→ Problem 1
Update the rheumatoid arthritis and melanoma case passage: give it again starting with "In this report, we" and going on through "for metastatic melanoma.", with "describe" replaced by "present".
→ Problem 2
In the melanoma case report, why was the patient given pembrolizumab in August 2014? Answer in one to three sentences.
→ Problem 3
Pick up the rheumatoid arthritis and melanoma case report after its last sentence and continue it.

:: Document passage ::

In this report, we describe a case of a patient who experienced increased RA activity during ipilimumab treatment, but stable RA activity during pembrolizumab for metastatic melanoma.

Case Report

A 47-year-old woman with RA who was being treated with methotrexate, was diagnosed with a spitzoid melanoma in March 2004 and the tumor was surgically removed. In 2010, the RA treatment was changed to infliximab (Remicade). After almost 10 years of a tumor-free period, the patient returned to our clinic in May 2013 with swollen left axillary lymph nodes. Nodal metastasis was confirmed after fine-needle aspiration. A PET scan showed pulmonary, liver, and subcutaneous metastasis as well. Infliximab was stopped and metastasectomy of the left axilla was performed. Treatment with ipilimumab was started at 3 mg/kg every 3 weeks for 4 cycles in an expanded access program in August 2013. One week following the first injection of ipilimumab, the patient developed classic symptoms of severe arthritis affecting both hands and feet as well as both knees. Clinically, the patient showed swelling and redness of all extremities. The right knee was painful but with good range of motion. Inflammatory markers were elevated with a C-reactive protein (CRP) of 35 mg/L (N <5 mg/L) and no sign of leukocytosis. No radiological joint scan was performed at this point. An anti-inflammatory and analgesic therapy with a nonsteroidal anti-inflammatory drug (ibuprofen) was prescribed and a local injection of corticosteroids in the knee was performed. Furthermore, the patient was started on sulfasalacin (2 g/day) for RA. After 4 cycles of ipilimumab, melanoma progression was radiologically confirmed in February 2014, and dacarbacin 1,600 mg was given every 3 weeks from April 2014 for a period of 3 months. In August 2014, the patient underwent treatment with pembrolizumab (2 mg/kg) every 3 weeks following recurrent disease progression. The symptoms of RA remained always under control with no signs of active disease. Nevertheless, the patient died 4 months later due to tumor progression.

:::
:: Material shown ::

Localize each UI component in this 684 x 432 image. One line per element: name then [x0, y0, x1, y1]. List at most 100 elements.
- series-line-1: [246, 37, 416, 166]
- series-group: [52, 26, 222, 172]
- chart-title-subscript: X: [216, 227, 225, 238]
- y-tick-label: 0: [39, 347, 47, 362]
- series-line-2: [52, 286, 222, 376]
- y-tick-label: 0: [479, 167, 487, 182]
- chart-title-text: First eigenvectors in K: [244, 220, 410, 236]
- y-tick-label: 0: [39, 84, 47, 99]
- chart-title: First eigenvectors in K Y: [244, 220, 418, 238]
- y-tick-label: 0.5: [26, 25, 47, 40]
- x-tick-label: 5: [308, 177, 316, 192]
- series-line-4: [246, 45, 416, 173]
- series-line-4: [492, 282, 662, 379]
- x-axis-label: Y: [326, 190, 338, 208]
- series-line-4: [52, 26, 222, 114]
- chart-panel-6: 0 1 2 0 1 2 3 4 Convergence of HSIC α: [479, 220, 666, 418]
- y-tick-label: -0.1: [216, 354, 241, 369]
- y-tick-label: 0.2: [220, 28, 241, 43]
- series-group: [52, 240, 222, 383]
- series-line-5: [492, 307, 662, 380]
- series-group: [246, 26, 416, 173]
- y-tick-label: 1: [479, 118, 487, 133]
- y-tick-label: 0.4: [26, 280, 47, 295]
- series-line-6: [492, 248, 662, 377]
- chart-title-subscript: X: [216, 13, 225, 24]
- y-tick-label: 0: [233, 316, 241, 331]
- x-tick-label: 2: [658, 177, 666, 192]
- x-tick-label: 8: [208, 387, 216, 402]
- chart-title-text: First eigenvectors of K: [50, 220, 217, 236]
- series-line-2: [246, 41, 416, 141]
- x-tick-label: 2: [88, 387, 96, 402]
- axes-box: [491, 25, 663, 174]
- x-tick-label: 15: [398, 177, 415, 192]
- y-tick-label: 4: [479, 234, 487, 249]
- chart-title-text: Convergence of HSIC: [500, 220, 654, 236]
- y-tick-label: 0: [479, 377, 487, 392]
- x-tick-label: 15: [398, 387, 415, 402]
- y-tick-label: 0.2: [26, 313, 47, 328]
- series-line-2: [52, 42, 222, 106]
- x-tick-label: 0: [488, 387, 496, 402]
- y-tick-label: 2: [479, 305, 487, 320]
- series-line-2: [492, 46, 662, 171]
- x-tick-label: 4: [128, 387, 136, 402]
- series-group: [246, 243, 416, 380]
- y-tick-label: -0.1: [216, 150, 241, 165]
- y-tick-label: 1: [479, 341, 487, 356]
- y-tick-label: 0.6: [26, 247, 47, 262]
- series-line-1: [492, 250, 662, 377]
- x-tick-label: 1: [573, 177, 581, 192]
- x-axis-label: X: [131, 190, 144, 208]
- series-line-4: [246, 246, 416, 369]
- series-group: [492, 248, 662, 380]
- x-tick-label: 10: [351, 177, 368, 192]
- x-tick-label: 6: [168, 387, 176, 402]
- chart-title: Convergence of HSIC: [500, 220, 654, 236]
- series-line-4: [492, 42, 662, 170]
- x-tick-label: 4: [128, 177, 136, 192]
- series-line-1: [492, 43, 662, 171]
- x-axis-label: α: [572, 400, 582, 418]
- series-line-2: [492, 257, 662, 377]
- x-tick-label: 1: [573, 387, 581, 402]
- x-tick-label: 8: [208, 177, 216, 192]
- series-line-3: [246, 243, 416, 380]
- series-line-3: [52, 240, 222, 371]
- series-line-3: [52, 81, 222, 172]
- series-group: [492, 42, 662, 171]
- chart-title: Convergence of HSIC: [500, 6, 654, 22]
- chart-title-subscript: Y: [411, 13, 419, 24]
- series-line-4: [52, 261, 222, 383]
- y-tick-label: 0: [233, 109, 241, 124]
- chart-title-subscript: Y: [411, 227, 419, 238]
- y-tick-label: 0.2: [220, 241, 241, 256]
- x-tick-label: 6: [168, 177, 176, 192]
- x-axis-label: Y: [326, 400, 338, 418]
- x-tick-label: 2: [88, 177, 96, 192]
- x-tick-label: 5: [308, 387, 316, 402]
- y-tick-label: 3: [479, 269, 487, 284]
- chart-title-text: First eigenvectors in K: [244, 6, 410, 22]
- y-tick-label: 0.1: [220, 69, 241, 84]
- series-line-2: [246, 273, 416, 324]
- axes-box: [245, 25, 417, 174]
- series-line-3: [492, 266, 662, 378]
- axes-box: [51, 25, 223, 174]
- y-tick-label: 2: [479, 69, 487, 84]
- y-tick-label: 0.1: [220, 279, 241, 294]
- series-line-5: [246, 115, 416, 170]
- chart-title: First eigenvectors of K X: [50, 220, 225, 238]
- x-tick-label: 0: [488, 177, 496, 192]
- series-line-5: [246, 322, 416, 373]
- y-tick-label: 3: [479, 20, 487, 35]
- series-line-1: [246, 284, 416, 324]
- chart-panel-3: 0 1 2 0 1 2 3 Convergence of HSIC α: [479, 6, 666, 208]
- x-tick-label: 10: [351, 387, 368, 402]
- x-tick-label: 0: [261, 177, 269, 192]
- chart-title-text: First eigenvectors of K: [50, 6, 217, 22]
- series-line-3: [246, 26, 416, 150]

:::

→ Written response 1
In this report, we present a case of a patient who experienced increased RA activity during ipilimumab treatment, but stable RA activity during pembrolizumab for metastatic melanoma.

→ Written response 2
Pembrolizumab was started because the melanoma had progressed again. The disease had already progressed after four cycles of ipilimumab, dacarbacin was given for three months, and pembrolizumab followed this recurrent progression.

→ Written response 3
Discussion

We described a melanoma patient with exacerbation of her RA upon treatment with ipilimumab, on the other hand, RA activity was stabilized when she was treated with pembrolizumab. RA is considered a CTLA-4+ T helper cell disease. These cells are found in large numbers in the synovial milieu in all patients with RA [5]. The exact mechanism by which the anti-CTLA drug ipilimumab provokes underlying RA symptoms is still not completely understood. CTLA-4 is thought to regulate T-cell proliferation early, whereas PD-1 suppresses T cells later in the immune response [6]. The importance of the CTLA-4/CD28 axis for the pathologic mechanism of RA has been demonstrated by the successful application of abatacept, which is a fusion protein composed of the Fc region of the immunoglobulin IgG1 linked to the extracellular domain of CTLA-4 [7]. In fact, abatacept prevents the binding of CD28:B7 (CD80/86), which blocks the activation of T helper cells [2, 8]. The hypothesis we suggest for ipilimumab-induced aggravation of pre-existing RA is that anti-CTLA-4 blocks competitively the binding of CTLA-4:B7 (CD80/86) on T helper cells. This can prevent the inhibitory signal normally provided by CTLA-4:B7 binding and leads to T-cell activation by the CD28-B7 crosstalk and subsequently to increased levels of IFNγ, IL2, and IL-17 in the peripheral blood and in the synovial milieu of patients with RA [1, 2]. Although in this case ipilimumab appeared to exacerbate RA, a series of previous reports suggest that melanoma patients could benefit from ipilimumab without signs of aggravation of any underlying autoimmune disorders [3, 9, 10].

This topic is of special importance, since patients with active autoimmune disorders are frequently excluded from clinical trials with immunotherapies. Therefore, there is a lack of data on how their autoimmune disorders might be affected by immunotherapy.

Statement of Ethics

The authors have no ethical conflicts to disclose.

Disclosure Statement

The authors have no other relevant affiliations or financial involvement with any organization or entity with a financial interest in or financial conflict with the subject matter or materials discussed in the study apart from those disclosed.